Show every line below that contains the string "TIMER". Case counts.

▼

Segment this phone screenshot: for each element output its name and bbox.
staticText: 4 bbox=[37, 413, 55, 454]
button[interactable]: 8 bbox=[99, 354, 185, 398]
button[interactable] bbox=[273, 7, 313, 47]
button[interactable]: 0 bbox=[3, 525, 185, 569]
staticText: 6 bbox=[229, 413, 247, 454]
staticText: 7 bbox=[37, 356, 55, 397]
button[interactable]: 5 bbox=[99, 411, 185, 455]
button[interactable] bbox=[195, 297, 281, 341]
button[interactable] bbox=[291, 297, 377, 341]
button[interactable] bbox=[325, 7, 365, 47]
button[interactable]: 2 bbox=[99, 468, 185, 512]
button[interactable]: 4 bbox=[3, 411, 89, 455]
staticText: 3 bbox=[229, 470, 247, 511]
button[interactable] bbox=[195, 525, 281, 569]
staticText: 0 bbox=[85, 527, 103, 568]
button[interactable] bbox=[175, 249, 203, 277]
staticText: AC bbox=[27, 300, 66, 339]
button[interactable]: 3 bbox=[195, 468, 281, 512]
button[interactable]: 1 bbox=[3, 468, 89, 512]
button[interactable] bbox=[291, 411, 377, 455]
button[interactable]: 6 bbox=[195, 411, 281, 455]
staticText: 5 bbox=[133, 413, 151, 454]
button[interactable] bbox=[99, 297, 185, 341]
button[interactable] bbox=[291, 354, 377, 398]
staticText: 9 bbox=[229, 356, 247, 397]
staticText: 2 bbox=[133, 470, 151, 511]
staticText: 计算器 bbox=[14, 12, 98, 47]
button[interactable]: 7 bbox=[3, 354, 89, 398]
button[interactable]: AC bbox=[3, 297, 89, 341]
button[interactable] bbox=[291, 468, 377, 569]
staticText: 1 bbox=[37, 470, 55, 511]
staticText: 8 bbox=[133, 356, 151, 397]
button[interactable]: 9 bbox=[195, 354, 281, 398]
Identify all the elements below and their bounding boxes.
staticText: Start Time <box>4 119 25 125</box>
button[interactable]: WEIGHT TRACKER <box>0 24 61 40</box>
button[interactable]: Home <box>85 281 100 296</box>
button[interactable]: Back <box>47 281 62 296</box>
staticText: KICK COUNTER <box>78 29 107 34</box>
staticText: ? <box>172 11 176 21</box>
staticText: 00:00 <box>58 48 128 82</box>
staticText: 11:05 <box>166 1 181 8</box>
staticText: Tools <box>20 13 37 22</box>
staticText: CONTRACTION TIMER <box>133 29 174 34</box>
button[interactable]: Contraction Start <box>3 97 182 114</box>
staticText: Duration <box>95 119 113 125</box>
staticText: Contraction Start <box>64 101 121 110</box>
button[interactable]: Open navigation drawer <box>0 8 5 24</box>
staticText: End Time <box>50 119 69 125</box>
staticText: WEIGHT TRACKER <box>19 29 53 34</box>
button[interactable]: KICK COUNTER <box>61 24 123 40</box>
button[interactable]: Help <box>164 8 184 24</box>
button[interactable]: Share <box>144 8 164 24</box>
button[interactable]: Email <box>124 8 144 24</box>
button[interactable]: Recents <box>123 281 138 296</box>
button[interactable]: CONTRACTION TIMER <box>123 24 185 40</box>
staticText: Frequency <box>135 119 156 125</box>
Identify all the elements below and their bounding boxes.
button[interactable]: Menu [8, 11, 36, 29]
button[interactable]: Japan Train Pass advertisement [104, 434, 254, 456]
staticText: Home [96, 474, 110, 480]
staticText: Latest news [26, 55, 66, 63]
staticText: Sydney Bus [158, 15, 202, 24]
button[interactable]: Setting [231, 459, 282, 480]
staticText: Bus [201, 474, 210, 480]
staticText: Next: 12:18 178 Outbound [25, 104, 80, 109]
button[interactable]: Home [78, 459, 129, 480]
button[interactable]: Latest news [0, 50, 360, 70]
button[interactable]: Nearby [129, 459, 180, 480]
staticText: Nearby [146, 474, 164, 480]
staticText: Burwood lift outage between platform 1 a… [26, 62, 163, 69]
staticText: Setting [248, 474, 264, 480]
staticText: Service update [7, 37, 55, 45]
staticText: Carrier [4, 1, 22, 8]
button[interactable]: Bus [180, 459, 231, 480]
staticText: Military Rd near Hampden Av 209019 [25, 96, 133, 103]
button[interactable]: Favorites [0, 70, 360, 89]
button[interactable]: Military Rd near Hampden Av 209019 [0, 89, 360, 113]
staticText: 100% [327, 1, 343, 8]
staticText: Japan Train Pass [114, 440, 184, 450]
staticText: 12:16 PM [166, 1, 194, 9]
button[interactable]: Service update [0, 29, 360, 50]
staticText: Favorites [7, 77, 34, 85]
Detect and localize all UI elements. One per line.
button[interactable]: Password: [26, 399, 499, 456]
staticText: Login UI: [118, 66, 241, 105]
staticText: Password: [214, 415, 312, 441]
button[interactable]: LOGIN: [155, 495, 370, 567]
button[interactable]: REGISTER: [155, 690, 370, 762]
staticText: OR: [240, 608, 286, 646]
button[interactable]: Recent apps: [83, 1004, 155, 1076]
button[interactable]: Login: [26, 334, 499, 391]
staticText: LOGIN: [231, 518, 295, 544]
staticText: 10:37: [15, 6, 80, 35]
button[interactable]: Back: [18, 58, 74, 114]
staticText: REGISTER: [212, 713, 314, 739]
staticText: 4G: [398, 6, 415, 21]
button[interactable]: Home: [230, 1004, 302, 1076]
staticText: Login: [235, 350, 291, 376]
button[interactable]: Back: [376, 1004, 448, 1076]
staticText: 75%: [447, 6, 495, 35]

▲

#### [EXERCISE RESULT]
staticText: CONTRACTION TIMER <box>133 29 174 34</box>
button[interactable]: CONTRACTION TIMER <box>123 24 185 40</box>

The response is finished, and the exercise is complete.